Excerpt provided:
>>

Raw Data Parse Options (raw_data_parse_options)

This section configures how neptoon reads and interprets raw data files from CRNS sensors. These settings are crucial for correctly importing data from various sensor manufacturers and file formats.


parse_raw_data

Description
Primary toggle that determines whether neptoon should process raw data files or expect pre-processed data.

Specification

  • Type: boolean
  • Required: Yes
  • Example: True

Technical Details

  • Controls entire raw data processing pipeline
  • Determines workflow path

data_location

Description
Path to the raw data files or archive. Supports individual files, directories, or compressed archives.

Specification

  • Type: string (path)
  • Required: Yes (if parse_raw_data is True)
  • Example: "data/CRNS-station_data.zip" or "../raw_data/"

Technical Details

  • Supports absolute or relative paths
  • Handles zip and tar archives automatically
  • Recursive directory scanning
  • Path resolution relative to config file
  • Supported archive formats: .zip, .tar

column_names

Description
Explicit list of column names in the order they appear in the raw data files. Provides direct control over column identification and naming.

<<

Information supplied:
>>

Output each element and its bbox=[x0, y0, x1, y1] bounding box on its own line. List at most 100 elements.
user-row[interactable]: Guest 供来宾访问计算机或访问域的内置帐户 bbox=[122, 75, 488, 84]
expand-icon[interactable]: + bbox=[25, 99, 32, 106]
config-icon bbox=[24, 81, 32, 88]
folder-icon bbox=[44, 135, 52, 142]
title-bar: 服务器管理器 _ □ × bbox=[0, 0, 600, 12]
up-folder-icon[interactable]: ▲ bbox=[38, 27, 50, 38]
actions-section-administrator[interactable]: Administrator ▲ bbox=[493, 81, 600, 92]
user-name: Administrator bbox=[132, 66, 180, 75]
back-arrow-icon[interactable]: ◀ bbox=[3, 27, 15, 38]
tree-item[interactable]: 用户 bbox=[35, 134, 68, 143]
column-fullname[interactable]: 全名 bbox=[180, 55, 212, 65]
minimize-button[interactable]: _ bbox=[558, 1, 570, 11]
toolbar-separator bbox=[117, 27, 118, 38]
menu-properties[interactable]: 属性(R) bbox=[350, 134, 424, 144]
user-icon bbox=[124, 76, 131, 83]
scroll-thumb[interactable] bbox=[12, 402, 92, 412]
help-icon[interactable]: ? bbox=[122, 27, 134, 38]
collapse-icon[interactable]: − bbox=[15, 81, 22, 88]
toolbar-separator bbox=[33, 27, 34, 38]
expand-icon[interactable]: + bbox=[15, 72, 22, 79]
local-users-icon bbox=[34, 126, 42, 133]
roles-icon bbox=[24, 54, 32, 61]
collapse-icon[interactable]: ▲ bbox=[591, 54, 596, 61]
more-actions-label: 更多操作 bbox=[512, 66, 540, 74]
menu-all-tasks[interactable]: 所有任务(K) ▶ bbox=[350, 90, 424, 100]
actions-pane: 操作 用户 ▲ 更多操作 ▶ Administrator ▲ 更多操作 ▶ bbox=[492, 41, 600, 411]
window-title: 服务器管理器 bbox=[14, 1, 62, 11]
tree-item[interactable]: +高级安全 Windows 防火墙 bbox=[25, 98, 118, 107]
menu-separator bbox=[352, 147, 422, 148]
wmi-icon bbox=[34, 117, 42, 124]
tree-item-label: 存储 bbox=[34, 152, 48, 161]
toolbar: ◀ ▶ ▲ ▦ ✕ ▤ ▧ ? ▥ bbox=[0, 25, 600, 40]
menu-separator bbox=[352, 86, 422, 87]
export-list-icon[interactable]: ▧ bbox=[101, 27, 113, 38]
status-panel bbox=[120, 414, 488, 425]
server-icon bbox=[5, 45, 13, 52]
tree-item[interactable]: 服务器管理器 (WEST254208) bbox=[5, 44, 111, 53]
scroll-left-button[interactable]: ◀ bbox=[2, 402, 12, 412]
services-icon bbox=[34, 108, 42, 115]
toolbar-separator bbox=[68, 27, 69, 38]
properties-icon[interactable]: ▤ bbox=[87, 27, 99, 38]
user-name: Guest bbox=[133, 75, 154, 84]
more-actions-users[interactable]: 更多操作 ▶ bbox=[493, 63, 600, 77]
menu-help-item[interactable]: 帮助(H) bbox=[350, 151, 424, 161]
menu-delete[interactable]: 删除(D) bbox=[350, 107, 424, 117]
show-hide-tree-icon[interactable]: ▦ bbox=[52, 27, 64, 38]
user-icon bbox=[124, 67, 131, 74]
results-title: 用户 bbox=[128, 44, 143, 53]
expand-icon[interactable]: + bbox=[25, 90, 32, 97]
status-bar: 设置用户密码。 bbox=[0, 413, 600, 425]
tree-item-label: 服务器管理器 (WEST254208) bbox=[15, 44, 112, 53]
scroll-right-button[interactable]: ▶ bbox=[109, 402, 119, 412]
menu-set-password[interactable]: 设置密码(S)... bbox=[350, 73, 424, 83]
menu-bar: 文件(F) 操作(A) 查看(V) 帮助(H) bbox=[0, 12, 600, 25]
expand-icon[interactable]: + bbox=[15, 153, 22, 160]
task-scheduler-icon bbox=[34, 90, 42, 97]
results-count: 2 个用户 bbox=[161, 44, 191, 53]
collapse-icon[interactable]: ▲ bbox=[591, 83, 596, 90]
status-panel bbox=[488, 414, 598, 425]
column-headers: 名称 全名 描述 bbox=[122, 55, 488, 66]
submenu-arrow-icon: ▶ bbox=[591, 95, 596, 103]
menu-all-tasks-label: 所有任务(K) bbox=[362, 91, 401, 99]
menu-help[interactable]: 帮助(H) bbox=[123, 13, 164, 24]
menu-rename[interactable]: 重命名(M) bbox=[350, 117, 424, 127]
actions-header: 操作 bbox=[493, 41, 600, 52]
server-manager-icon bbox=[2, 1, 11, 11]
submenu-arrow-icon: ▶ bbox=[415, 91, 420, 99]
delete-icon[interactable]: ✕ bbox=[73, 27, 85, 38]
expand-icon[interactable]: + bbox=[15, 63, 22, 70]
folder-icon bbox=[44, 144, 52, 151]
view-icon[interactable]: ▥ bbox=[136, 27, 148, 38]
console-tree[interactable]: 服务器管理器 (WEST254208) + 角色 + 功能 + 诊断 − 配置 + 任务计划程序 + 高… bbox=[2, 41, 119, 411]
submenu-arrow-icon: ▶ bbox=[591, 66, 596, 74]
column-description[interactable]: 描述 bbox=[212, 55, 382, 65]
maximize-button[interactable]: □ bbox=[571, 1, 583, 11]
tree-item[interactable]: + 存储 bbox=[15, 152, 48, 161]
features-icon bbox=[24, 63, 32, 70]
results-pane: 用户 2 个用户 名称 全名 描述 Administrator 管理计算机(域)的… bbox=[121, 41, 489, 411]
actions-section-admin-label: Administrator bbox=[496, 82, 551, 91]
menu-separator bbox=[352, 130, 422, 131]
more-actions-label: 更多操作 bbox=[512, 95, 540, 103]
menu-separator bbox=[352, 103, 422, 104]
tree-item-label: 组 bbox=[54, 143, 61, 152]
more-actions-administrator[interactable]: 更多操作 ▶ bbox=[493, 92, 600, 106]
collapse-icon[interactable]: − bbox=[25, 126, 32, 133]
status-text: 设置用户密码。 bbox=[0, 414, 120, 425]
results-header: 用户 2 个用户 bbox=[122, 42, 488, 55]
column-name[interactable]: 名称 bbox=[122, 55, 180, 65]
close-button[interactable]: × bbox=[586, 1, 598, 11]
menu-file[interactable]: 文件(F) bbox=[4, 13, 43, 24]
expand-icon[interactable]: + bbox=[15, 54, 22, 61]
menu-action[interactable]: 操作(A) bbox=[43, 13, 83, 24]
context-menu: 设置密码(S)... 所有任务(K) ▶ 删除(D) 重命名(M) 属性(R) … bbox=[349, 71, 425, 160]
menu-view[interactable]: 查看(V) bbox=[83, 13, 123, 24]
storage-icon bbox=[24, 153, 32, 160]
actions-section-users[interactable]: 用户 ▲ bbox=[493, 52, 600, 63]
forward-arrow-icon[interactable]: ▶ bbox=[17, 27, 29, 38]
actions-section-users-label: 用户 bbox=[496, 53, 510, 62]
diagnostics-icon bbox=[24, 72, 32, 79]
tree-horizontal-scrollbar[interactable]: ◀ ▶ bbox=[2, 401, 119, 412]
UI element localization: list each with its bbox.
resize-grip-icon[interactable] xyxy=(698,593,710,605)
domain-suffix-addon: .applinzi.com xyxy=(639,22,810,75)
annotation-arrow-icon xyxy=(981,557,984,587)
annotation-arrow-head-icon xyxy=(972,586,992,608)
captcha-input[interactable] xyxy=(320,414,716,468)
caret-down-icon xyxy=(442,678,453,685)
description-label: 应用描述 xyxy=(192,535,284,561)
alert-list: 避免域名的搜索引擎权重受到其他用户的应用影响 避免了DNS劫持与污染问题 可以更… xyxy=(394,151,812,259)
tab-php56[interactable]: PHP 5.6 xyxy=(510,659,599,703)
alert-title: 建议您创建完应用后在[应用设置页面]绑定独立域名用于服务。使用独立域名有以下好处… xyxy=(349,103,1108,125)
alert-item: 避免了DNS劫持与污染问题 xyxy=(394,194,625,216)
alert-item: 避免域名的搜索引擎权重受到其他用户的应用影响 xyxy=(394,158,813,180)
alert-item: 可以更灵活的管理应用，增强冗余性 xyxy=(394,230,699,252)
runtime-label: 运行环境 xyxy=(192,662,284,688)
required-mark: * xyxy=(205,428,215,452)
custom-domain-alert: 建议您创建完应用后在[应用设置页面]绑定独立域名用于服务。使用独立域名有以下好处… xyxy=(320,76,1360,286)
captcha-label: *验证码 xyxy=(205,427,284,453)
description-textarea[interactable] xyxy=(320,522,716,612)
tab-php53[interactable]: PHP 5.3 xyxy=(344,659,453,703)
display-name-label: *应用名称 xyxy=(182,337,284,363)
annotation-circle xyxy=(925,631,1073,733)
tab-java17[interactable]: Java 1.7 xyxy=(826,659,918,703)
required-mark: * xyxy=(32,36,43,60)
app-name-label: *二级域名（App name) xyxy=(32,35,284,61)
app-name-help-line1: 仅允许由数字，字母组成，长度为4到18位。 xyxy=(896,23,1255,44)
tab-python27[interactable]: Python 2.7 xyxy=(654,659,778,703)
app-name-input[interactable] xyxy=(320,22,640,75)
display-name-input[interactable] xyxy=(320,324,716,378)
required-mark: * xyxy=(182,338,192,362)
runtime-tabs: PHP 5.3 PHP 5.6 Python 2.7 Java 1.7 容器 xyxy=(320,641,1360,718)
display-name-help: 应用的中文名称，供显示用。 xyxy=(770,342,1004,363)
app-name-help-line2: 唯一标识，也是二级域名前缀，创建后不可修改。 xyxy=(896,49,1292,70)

<<

Exercise requirements:
A. Translate this sentence from the neptoon raw data documentation into Spanish: "These settings are crucial for correctly importing data from various sensor manufacturers and file formats."
B. Pick up the neptoon raw data documentation after its last sentence and continue writing it.
The material stands apart from the neptoon documentation on raw data parse options.

Expected results:
A. Estos ajustes son fundamentales para importar correctamente datos de diversos fabricantes de sensores y formatos de archivo.

B.
Specification

  • Type: list[string]
  • Required: No
  • Example:
    column_names:
      - date_time
      - neutron_counts
      - pressure_hpa
      - temperature_c
      - humidity_percent
    

Technical Details

  • Overrides automatic header detection
  • Case-sensitive matching
  • Maintains column order

prefix

Description

String pattern used to filter raw data files by their filename prefix.

Specification

  • Type: string
  • Required: No
  • Example: "CRNS_"

Technical Details

  • Case-sensitive matching
  • Used in file selection phase

suffix

Description String pattern used to filter raw data files by their filename suffix. Specification

  • Type: string
  • Required: No
  • Example: ".dat" or ".txt"

Technical Details

  • Case-sensitive matching
  • Include the dot for file extensions
  • Applied after prefix filtering

skip_lines

Description
Number of lines to skip at the beginning of each data file.

Specification

  • Type: integer
  • Required: No
  • Default: 0
  • Example: 3

Technical Details

  • Affects all files in batch

encoding

Description
Specifies the character encoding used in the raw data files. Critical for correct text interpretation, especially with international characters.

Specification

  • Type: string
  • Required: No
  • Default: "utf-8"
  • Example: "cp850"

Technical Details

  • Common options:
    • "utf-8": Universal encoding
    • "cp850": Windows Western European
    • "ascii": 7-bit ASCII
    • "latin1": ISO-8859-1

separator

Description
Character used to separate columns in the raw data files. Must be explicitly defined to ensure correct data parsing.

Specification

  • Type: string
  • Required: Yes
  • Example: ","

Technical Details - Common separators: - ",": CSV files - "\t": Tab-separated - ";": European CSV - "|": Pipe-separated - Must be in quotes


decimal

Description
Character used as decimal separator in numeric values.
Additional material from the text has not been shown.